- [Entries shown]
● ● ● ●

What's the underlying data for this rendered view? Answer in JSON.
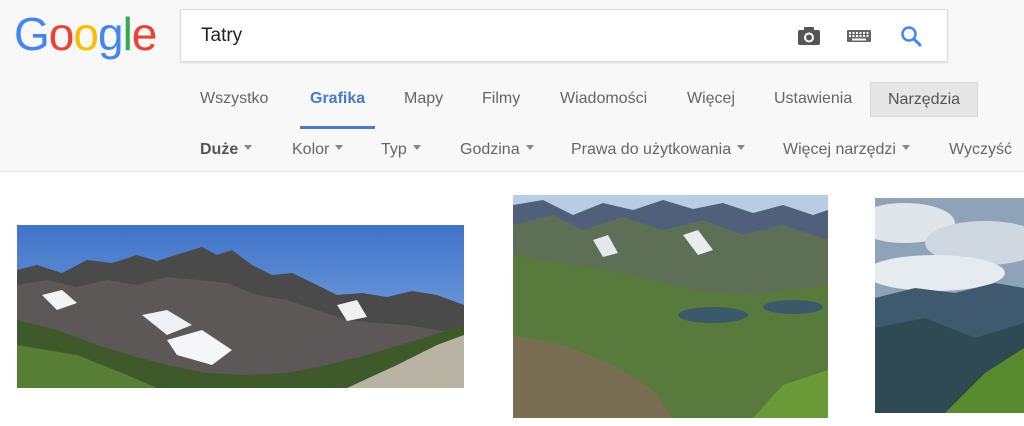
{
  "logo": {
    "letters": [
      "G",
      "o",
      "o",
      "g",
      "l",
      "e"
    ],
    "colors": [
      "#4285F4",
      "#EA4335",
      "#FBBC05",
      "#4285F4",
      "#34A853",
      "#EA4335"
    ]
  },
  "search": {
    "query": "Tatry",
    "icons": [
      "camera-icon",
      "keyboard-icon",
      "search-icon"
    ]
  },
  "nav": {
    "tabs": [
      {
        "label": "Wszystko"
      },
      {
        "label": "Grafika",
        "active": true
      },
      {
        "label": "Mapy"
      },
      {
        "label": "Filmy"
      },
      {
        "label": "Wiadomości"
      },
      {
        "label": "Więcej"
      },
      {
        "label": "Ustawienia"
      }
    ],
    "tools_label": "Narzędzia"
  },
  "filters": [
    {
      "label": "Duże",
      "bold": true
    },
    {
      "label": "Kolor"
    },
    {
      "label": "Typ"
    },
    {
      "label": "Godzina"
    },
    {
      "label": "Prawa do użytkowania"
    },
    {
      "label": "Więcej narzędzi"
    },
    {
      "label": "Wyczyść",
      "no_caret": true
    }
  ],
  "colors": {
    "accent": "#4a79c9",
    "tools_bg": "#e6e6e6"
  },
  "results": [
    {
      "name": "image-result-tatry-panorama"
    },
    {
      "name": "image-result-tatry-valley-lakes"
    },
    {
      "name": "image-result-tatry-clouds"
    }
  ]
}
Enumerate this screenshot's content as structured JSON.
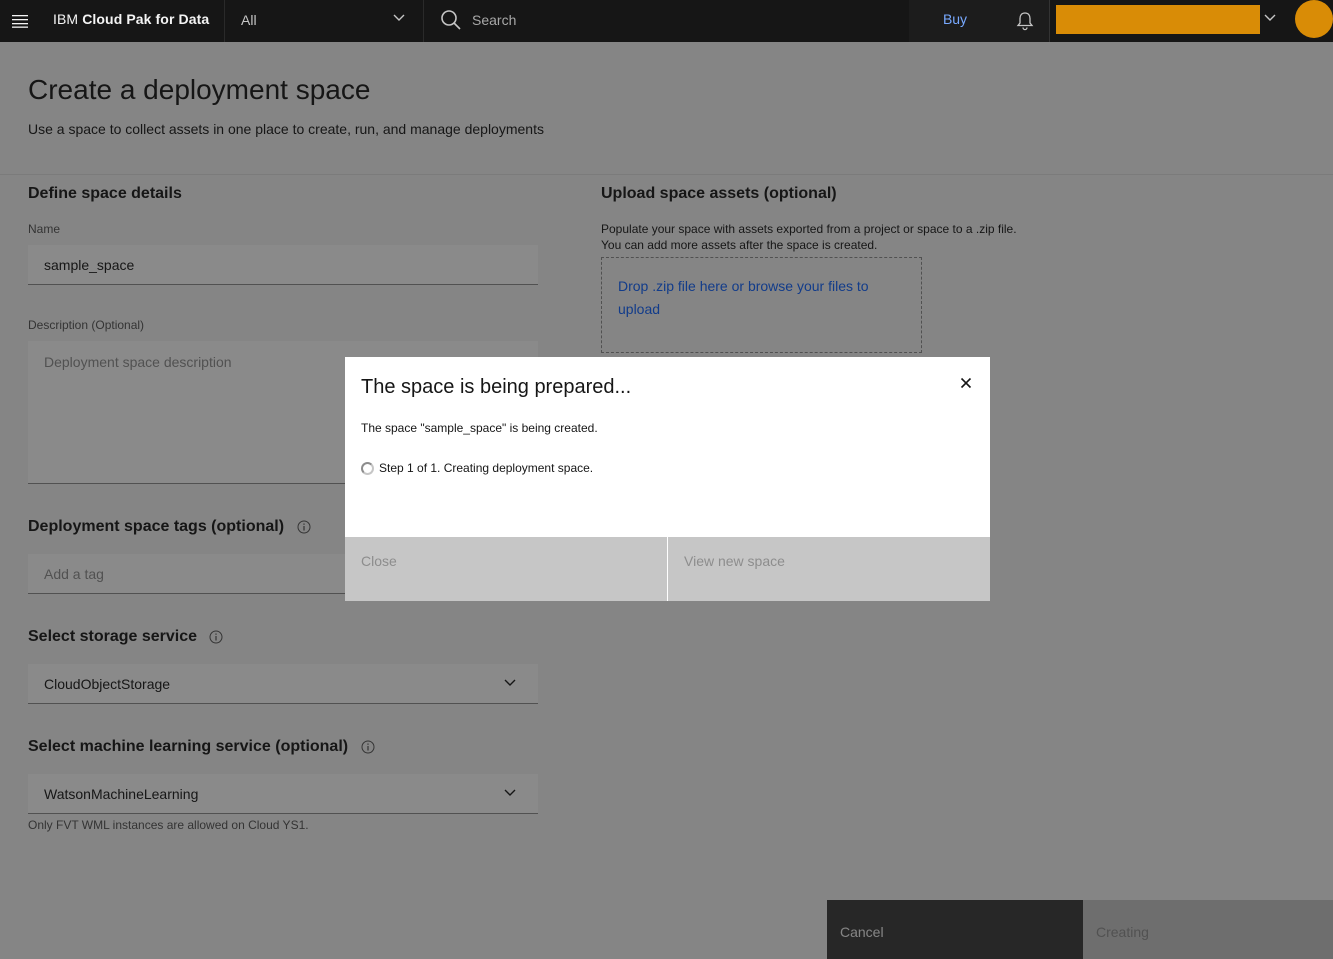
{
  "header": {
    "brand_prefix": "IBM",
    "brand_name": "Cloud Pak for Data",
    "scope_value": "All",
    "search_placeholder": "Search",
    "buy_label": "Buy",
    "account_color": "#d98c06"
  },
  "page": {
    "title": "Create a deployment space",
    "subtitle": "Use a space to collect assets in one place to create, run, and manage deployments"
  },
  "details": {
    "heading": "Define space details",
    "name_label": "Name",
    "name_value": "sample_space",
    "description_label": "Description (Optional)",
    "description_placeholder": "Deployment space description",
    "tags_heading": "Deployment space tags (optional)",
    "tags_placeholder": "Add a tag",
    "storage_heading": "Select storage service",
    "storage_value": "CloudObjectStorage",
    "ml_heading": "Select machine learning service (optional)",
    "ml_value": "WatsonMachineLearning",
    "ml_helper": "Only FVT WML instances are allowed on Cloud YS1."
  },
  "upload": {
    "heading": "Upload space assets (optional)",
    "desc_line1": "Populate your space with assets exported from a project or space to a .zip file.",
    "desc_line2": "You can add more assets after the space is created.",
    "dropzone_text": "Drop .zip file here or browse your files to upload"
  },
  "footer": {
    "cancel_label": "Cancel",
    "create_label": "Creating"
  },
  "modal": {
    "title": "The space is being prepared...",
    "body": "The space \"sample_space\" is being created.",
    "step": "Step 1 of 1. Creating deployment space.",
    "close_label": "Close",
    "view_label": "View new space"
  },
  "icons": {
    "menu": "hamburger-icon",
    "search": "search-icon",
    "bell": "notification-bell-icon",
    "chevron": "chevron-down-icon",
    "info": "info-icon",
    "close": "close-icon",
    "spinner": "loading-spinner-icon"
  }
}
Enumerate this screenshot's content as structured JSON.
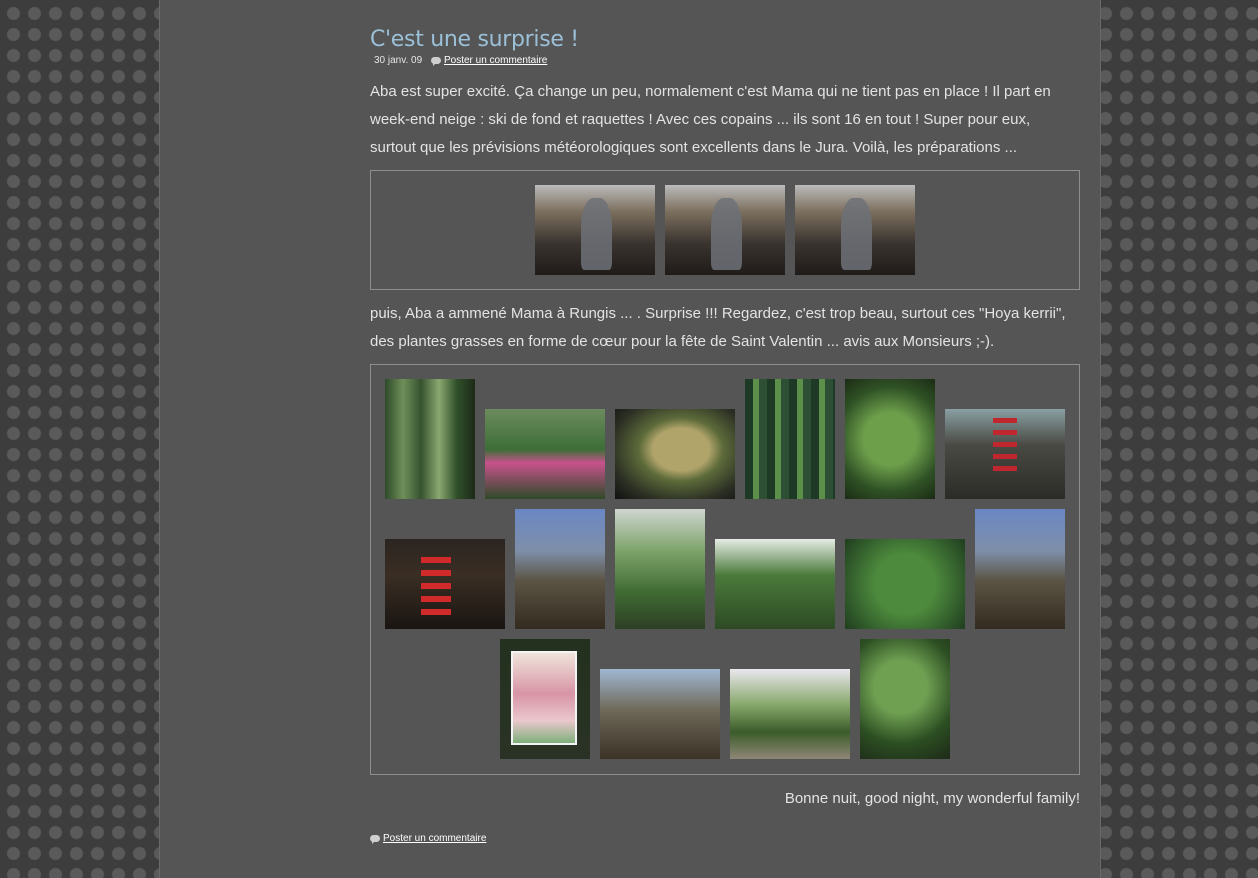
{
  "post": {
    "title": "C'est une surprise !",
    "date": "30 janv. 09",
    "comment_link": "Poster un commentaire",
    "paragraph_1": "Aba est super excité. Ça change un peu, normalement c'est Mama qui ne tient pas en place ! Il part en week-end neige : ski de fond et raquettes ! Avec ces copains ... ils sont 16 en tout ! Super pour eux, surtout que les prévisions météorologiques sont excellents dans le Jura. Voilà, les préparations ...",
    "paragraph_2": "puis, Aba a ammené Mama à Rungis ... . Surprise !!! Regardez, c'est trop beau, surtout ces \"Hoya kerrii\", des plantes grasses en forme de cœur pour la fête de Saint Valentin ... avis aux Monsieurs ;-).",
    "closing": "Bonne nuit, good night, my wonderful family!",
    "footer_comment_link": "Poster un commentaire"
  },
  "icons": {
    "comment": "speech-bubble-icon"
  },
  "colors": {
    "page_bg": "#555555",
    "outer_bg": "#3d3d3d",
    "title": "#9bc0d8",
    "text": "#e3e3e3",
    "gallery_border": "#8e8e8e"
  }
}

● ● ● ●

- [Exercise directions] Every entry above should be duplicated exactly. Do not include the images.

- [The output]
What's the underlying data for this rendered view? Answer in JSON.
{
  "logo": {
    "letters": [
      "G",
      "o",
      "o",
      "g",
      "l",
      "e"
    ],
    "colors": [
      "#4285F4",
      "#EA4335",
      "#FBBC05",
      "#4285F4",
      "#34A853",
      "#EA4335"
    ]
  },
  "search": {
    "query": "Tatry",
    "icons": [
      "camera-icon",
      "keyboard-icon",
      "search-icon"
    ]
  },
  "nav": {
    "tabs": [
      {
        "label": "Wszystko"
      },
      {
        "label": "Grafika",
        "active": true
      },
      {
        "label": "Mapy"
      },
      {
        "label": "Filmy"
      },
      {
        "label": "Wiadomości"
      },
      {
        "label": "Więcej"
      },
      {
        "label": "Ustawienia"
      }
    ],
    "tools_label": "Narzędzia"
  },
  "filters": [
    {
      "label": "Duże",
      "bold": true
    },
    {
      "label": "Kolor"
    },
    {
      "label": "Typ"
    },
    {
      "label": "Godzina"
    },
    {
      "label": "Prawa do użytkowania"
    },
    {
      "label": "Więcej narzędzi"
    },
    {
      "label": "Wyczyść",
      "no_caret": true
    }
  ],
  "colors": {
    "accent": "#4a79c9",
    "tools_bg": "#e6e6e6"
  },
  "results": [
    {
      "name": "image-result-tatry-panorama"
    },
    {
      "name": "image-result-tatry-valley-lakes"
    },
    {
      "name": "image-result-tatry-clouds"
    }
  ]
}
Enumerate this screenshot's content as structured JSON.
{
  "header": {
    "brand_prefix": "IBM",
    "brand_name": "Cloud Pak for Data",
    "scope_value": "All",
    "search_placeholder": "Search",
    "buy_label": "Buy",
    "account_color": "#d98c06"
  },
  "page": {
    "title": "Create a deployment space",
    "subtitle": "Use a space to collect assets in one place to create, run, and manage deployments"
  },
  "details": {
    "heading": "Define space details",
    "name_label": "Name",
    "name_value": "sample_space",
    "description_label": "Description (Optional)",
    "description_placeholder": "Deployment space description",
    "tags_heading": "Deployment space tags (optional)",
    "tags_placeholder": "Add a tag",
    "storage_heading": "Select storage service",
    "storage_value": "CloudObjectStorage",
    "ml_heading": "Select machine learning service (optional)",
    "ml_value": "WatsonMachineLearning",
    "ml_helper": "Only FVT WML instances are allowed on Cloud YS1."
  },
  "upload": {
    "heading": "Upload space assets (optional)",
    "desc_line1": "Populate your space with assets exported from a project or space to a .zip file.",
    "desc_line2": "You can add more assets after the space is created.",
    "dropzone_text": "Drop .zip file here or browse your files to upload"
  },
  "footer": {
    "cancel_label": "Cancel",
    "create_label": "Creating"
  },
  "modal": {
    "title": "The space is being prepared...",
    "body": "The space \"sample_space\" is being created.",
    "step": "Step 1 of 1. Creating deployment space.",
    "close_label": "Close",
    "view_label": "View new space"
  },
  "icons": {
    "menu": "hamburger-icon",
    "search": "search-icon",
    "bell": "notification-bell-icon",
    "chevron": "chevron-down-icon",
    "info": "info-icon",
    "close": "close-icon",
    "spinner": "loading-spinner-icon"
  }
}
Enumerate this screenshot's content as structured JSON.
{
  "post": {
    "title": "C'est une surprise !",
    "date": "30 janv. 09",
    "comment_link": "Poster un commentaire",
    "paragraph_1": "Aba est super excité. Ça change un peu, normalement c'est Mama qui ne tient pas en place ! Il part en week-end neige : ski de fond et raquettes ! Avec ces copains ... ils sont 16 en tout ! Super pour eux, surtout que les prévisions météorologiques sont excellents dans le Jura. Voilà, les préparations ...",
    "paragraph_2": "puis, Aba a ammené Mama à Rungis ... . Surprise !!! Regardez, c'est trop beau, surtout ces \"Hoya kerrii\", des plantes grasses en forme de cœur pour la fête de Saint Valentin ... avis aux Monsieurs ;-).",
    "closing": "Bonne nuit, good night, my wonderful family!",
    "footer_comment_link": "Poster un commentaire"
  },
  "icons": {
    "comment": "speech-bubble-icon"
  },
  "colors": {
    "page_bg": "#555555",
    "outer_bg": "#3d3d3d",
    "title": "#9bc0d8",
    "text": "#e3e3e3",
    "gallery_border": "#8e8e8e"
  }
}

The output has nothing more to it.